Provided data section start
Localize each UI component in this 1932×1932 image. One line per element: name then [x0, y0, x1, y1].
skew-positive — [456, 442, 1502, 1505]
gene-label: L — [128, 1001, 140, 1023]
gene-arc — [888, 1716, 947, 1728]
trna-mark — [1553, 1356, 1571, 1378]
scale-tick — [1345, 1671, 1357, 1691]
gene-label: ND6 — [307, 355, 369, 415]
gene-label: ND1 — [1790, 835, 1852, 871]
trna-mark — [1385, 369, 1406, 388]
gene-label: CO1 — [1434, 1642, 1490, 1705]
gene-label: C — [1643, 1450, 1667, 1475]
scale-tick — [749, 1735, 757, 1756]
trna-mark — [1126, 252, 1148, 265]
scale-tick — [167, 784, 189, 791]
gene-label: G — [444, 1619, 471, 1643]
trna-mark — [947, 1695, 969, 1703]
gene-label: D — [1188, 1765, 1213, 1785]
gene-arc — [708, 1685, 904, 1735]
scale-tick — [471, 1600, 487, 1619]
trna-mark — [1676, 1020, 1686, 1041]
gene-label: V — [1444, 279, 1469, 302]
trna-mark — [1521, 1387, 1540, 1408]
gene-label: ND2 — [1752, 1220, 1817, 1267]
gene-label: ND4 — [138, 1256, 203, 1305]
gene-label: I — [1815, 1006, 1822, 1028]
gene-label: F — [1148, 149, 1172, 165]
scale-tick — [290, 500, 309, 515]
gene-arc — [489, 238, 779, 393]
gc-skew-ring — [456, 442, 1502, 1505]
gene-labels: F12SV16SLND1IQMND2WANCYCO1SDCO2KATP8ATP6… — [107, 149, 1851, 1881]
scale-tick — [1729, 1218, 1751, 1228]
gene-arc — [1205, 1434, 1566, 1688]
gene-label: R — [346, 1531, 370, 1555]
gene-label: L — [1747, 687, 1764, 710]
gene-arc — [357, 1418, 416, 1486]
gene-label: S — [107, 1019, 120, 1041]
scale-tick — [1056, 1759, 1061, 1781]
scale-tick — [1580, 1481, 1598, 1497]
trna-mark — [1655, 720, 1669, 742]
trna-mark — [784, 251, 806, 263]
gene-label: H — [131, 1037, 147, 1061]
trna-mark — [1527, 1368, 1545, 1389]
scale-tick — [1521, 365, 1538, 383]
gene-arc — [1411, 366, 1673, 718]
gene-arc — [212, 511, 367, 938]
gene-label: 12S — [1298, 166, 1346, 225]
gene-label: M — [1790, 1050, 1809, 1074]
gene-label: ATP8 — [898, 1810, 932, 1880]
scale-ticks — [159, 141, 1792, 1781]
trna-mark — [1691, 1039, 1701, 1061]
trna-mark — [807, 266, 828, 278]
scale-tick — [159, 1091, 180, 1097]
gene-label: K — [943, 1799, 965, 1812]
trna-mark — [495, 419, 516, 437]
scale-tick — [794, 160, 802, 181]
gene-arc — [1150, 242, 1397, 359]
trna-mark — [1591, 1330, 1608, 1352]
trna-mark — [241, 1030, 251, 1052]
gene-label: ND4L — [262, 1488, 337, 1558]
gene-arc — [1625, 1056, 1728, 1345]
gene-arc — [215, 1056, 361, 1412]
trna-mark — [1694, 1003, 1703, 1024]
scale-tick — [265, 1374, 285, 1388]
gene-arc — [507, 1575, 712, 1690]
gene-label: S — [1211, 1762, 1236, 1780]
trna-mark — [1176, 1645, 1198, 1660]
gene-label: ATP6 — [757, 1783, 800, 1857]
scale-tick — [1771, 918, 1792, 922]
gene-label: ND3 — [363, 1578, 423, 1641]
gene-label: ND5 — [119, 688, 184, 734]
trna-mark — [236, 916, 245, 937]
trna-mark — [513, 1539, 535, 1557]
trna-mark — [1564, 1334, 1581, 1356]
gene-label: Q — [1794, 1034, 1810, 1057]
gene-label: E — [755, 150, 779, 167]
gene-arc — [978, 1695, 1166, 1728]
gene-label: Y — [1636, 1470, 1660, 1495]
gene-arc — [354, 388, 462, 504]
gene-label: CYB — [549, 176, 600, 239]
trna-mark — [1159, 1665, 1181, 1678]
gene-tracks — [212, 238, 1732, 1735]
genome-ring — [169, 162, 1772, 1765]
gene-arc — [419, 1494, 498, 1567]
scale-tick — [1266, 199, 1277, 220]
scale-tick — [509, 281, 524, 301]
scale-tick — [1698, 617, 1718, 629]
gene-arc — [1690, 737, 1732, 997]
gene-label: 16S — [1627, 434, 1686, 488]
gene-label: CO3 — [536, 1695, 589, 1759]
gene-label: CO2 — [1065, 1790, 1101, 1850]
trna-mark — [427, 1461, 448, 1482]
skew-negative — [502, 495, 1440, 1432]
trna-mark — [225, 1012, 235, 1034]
Provided data section end
Your task:
Pull out each record as written and restate it exactly.

Problem solution:
Localize each UI component in this 1932×1932 image. One line per element: name then [x0, y0, x1, y1].
skew-positive — [456, 442, 1502, 1505]
gene-label: L — [128, 1001, 140, 1023]
gene-arc — [888, 1716, 947, 1728]
trna-mark — [1553, 1356, 1571, 1378]
scale-tick — [1345, 1671, 1357, 1691]
gene-label: ND6 — [307, 355, 369, 415]
gene-label: ND1 — [1790, 835, 1852, 871]
trna-mark — [1385, 369, 1406, 388]
gene-label: CO1 — [1434, 1642, 1490, 1705]
gene-label: C — [1643, 1450, 1667, 1475]
scale-tick — [749, 1735, 757, 1756]
trna-mark — [1126, 252, 1148, 265]
scale-tick — [167, 784, 189, 791]
gene-label: G — [444, 1619, 471, 1643]
trna-mark — [947, 1695, 969, 1703]
gene-label: D — [1188, 1765, 1213, 1785]
gene-arc — [708, 1685, 904, 1735]
scale-tick — [471, 1600, 487, 1619]
trna-mark — [1676, 1020, 1686, 1041]
gene-label: V — [1444, 279, 1469, 302]
trna-mark — [1521, 1387, 1540, 1408]
gene-label: ND2 — [1752, 1220, 1817, 1267]
gene-label: ND4 — [138, 1256, 203, 1305]
gene-label: I — [1815, 1006, 1822, 1028]
gene-label: F — [1148, 149, 1172, 165]
scale-tick — [290, 500, 309, 515]
gene-arc — [489, 238, 779, 393]
gc-skew-ring — [456, 442, 1502, 1505]
gene-labels: F12SV16SLND1IQMND2WANCYCO1SDCO2KATP8ATP6… — [107, 149, 1851, 1881]
scale-tick — [1729, 1218, 1751, 1228]
gene-arc — [1205, 1434, 1566, 1688]
gene-label: R — [346, 1531, 370, 1555]
gene-label: L — [1747, 687, 1764, 710]
gene-arc — [357, 1418, 416, 1486]
gene-label: S — [107, 1019, 120, 1041]
scale-tick — [1056, 1759, 1061, 1781]
scale-tick — [1580, 1481, 1598, 1497]
trna-mark — [1655, 720, 1669, 742]
trna-mark — [784, 251, 806, 263]
gene-label: H — [131, 1037, 147, 1061]
trna-mark — [1527, 1368, 1545, 1389]
scale-tick — [1521, 365, 1538, 383]
gene-arc — [1411, 366, 1673, 718]
gene-arc — [212, 511, 367, 938]
gene-label: 12S — [1298, 166, 1346, 225]
gene-label: M — [1790, 1050, 1809, 1074]
gene-label: ATP8 — [898, 1810, 932, 1880]
scale-ticks — [159, 141, 1792, 1781]
trna-mark — [1691, 1039, 1701, 1061]
trna-mark — [807, 266, 828, 278]
scale-tick — [159, 1091, 180, 1097]
gene-label: K — [943, 1799, 965, 1812]
trna-mark — [495, 419, 516, 437]
scale-tick — [794, 160, 802, 181]
gene-arc — [1150, 242, 1397, 359]
trna-mark — [1591, 1330, 1608, 1352]
trna-mark — [241, 1030, 251, 1052]
gene-label: ND4L — [262, 1488, 337, 1558]
gene-arc — [1625, 1056, 1728, 1345]
gene-arc — [215, 1056, 361, 1412]
trna-mark — [1694, 1003, 1703, 1024]
scale-tick — [265, 1374, 285, 1388]
gene-arc — [507, 1575, 712, 1690]
gene-label: S — [1211, 1762, 1236, 1780]
trna-mark — [1176, 1645, 1198, 1660]
gene-label: ATP6 — [757, 1783, 800, 1857]
scale-tick — [1771, 918, 1792, 922]
gene-label: ND3 — [363, 1578, 423, 1641]
gene-label: ND5 — [119, 688, 184, 734]
trna-mark — [236, 916, 245, 937]
trna-mark — [513, 1539, 535, 1557]
trna-mark — [1564, 1334, 1581, 1356]
gene-label: Q — [1794, 1034, 1810, 1057]
gene-label: E — [755, 150, 779, 167]
gene-arc — [978, 1695, 1166, 1728]
gene-label: Y — [1636, 1470, 1660, 1495]
gene-arc — [354, 388, 462, 504]
gene-label: CYB — [549, 176, 600, 239]
trna-mark — [1159, 1665, 1181, 1678]
gene-tracks — [212, 238, 1732, 1735]
genome-ring — [169, 162, 1772, 1765]
gene-arc — [419, 1494, 498, 1567]
scale-tick — [1266, 199, 1277, 220]
scale-tick — [509, 281, 524, 301]
scale-tick — [1698, 617, 1718, 629]
gene-arc — [1690, 737, 1732, 997]
gene-label: 16S — [1627, 434, 1686, 488]
gene-label: CO3 — [536, 1695, 589, 1759]
gene-label: CO2 — [1065, 1790, 1101, 1850]
trna-mark — [427, 1461, 448, 1482]
skew-negative — [502, 495, 1440, 1432]
trna-mark — [225, 1012, 235, 1034]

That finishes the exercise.